## What to produce
Skip any image you find and restate the rest of the data word for word.

## Source information
= = =

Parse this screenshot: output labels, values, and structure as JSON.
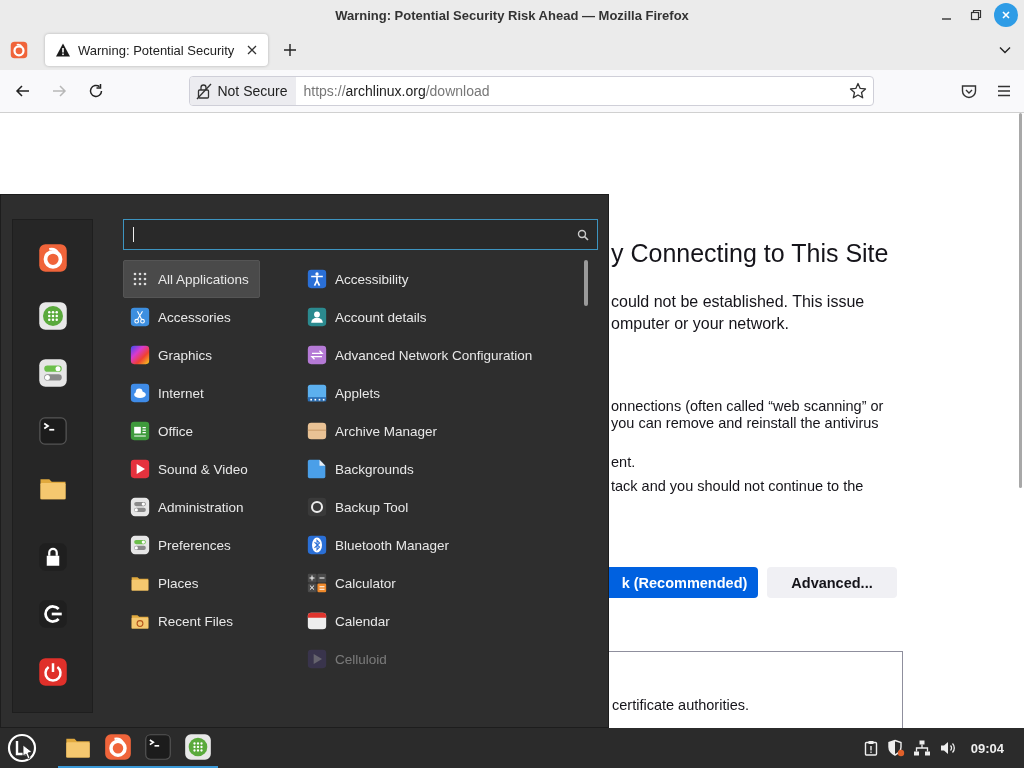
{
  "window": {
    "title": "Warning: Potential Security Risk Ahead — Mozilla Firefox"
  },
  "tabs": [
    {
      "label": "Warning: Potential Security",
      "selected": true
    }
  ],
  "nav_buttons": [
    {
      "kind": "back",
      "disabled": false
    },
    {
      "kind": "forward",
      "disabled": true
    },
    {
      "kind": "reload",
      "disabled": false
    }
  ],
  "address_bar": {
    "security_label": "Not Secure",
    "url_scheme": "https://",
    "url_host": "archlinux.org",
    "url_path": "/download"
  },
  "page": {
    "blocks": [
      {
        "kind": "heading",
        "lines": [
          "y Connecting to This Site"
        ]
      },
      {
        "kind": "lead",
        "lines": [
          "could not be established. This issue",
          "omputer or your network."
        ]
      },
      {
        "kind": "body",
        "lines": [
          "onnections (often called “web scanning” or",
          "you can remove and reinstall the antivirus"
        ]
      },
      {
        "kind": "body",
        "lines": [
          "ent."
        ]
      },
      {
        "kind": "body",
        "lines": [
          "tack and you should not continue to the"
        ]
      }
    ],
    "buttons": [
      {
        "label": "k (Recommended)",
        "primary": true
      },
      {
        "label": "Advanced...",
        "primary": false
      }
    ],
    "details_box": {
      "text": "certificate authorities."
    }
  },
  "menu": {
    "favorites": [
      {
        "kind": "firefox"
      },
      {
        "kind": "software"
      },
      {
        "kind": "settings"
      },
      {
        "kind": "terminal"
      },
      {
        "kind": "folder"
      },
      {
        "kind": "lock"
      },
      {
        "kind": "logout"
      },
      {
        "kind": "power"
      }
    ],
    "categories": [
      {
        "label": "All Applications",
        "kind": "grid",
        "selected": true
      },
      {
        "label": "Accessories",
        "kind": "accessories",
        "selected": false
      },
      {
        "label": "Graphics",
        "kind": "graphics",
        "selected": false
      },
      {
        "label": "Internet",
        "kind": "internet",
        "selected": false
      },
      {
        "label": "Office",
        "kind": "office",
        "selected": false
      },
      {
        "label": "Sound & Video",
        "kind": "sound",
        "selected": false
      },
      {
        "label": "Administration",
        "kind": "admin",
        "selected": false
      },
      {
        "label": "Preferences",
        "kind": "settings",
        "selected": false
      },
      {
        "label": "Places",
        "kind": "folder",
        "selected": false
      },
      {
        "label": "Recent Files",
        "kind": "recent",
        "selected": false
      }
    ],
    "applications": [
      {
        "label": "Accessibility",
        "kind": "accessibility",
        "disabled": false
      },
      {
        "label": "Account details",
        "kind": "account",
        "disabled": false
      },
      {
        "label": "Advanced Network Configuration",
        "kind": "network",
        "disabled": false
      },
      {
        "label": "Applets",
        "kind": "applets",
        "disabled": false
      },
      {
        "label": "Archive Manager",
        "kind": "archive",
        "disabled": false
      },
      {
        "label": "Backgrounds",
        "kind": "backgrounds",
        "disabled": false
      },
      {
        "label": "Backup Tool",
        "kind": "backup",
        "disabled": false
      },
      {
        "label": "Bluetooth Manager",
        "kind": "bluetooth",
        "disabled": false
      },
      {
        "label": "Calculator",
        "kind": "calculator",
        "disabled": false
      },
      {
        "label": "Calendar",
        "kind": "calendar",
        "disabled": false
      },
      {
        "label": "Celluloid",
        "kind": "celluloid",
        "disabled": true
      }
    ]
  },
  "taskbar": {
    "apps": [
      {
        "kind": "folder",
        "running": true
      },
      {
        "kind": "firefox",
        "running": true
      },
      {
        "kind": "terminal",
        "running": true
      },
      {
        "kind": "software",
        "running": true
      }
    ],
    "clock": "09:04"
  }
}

= = =

## Exercise solution
Parse this screenshot: output labels, values, and structure as JSON.
{
  "window": {
    "title": "Warning: Potential Security Risk Ahead — Mozilla Firefox"
  },
  "tabs": [
    {
      "label": "Warning: Potential Security",
      "selected": true
    }
  ],
  "nav_buttons": [
    {
      "kind": "back",
      "disabled": false
    },
    {
      "kind": "forward",
      "disabled": true
    },
    {
      "kind": "reload",
      "disabled": false
    }
  ],
  "address_bar": {
    "security_label": "Not Secure",
    "url_scheme": "https://",
    "url_host": "archlinux.org",
    "url_path": "/download"
  },
  "page": {
    "blocks": [
      {
        "kind": "heading",
        "lines": [
          "y Connecting to This Site"
        ]
      },
      {
        "kind": "lead",
        "lines": [
          "could not be established. This issue",
          "omputer or your network."
        ]
      },
      {
        "kind": "body",
        "lines": [
          "onnections (often called “web scanning” or",
          "you can remove and reinstall the antivirus"
        ]
      },
      {
        "kind": "body",
        "lines": [
          "ent."
        ]
      },
      {
        "kind": "body",
        "lines": [
          "tack and you should not continue to the"
        ]
      }
    ],
    "buttons": [
      {
        "label": "k (Recommended)",
        "primary": true
      },
      {
        "label": "Advanced...",
        "primary": false
      }
    ],
    "details_box": {
      "text": "certificate authorities."
    }
  },
  "menu": {
    "favorites": [
      {
        "kind": "firefox"
      },
      {
        "kind": "software"
      },
      {
        "kind": "settings"
      },
      {
        "kind": "terminal"
      },
      {
        "kind": "folder"
      },
      {
        "kind": "lock"
      },
      {
        "kind": "logout"
      },
      {
        "kind": "power"
      }
    ],
    "categories": [
      {
        "label": "All Applications",
        "kind": "grid",
        "selected": true
      },
      {
        "label": "Accessories",
        "kind": "accessories",
        "selected": false
      },
      {
        "label": "Graphics",
        "kind": "graphics",
        "selected": false
      },
      {
        "label": "Internet",
        "kind": "internet",
        "selected": false
      },
      {
        "label": "Office",
        "kind": "office",
        "selected": false
      },
      {
        "label": "Sound & Video",
        "kind": "sound",
        "selected": false
      },
      {
        "label": "Administration",
        "kind": "admin",
        "selected": false
      },
      {
        "label": "Preferences",
        "kind": "settings",
        "selected": false
      },
      {
        "label": "Places",
        "kind": "folder",
        "selected": false
      },
      {
        "label": "Recent Files",
        "kind": "recent",
        "selected": false
      }
    ],
    "applications": [
      {
        "label": "Accessibility",
        "kind": "accessibility",
        "disabled": false
      },
      {
        "label": "Account details",
        "kind": "account",
        "disabled": false
      },
      {
        "label": "Advanced Network Configuration",
        "kind": "network",
        "disabled": false
      },
      {
        "label": "Applets",
        "kind": "applets",
        "disabled": false
      },
      {
        "label": "Archive Manager",
        "kind": "archive",
        "disabled": false
      },
      {
        "label": "Backgrounds",
        "kind": "backgrounds",
        "disabled": false
      },
      {
        "label": "Backup Tool",
        "kind": "backup",
        "disabled": false
      },
      {
        "label": "Bluetooth Manager",
        "kind": "bluetooth",
        "disabled": false
      },
      {
        "label": "Calculator",
        "kind": "calculator",
        "disabled": false
      },
      {
        "label": "Calendar",
        "kind": "calendar",
        "disabled": false
      },
      {
        "label": "Celluloid",
        "kind": "celluloid",
        "disabled": true
      }
    ]
  },
  "taskbar": {
    "apps": [
      {
        "kind": "folder",
        "running": true
      },
      {
        "kind": "firefox",
        "running": true
      },
      {
        "kind": "terminal",
        "running": true
      },
      {
        "kind": "software",
        "running": true
      }
    ],
    "clock": "09:04"
  }
}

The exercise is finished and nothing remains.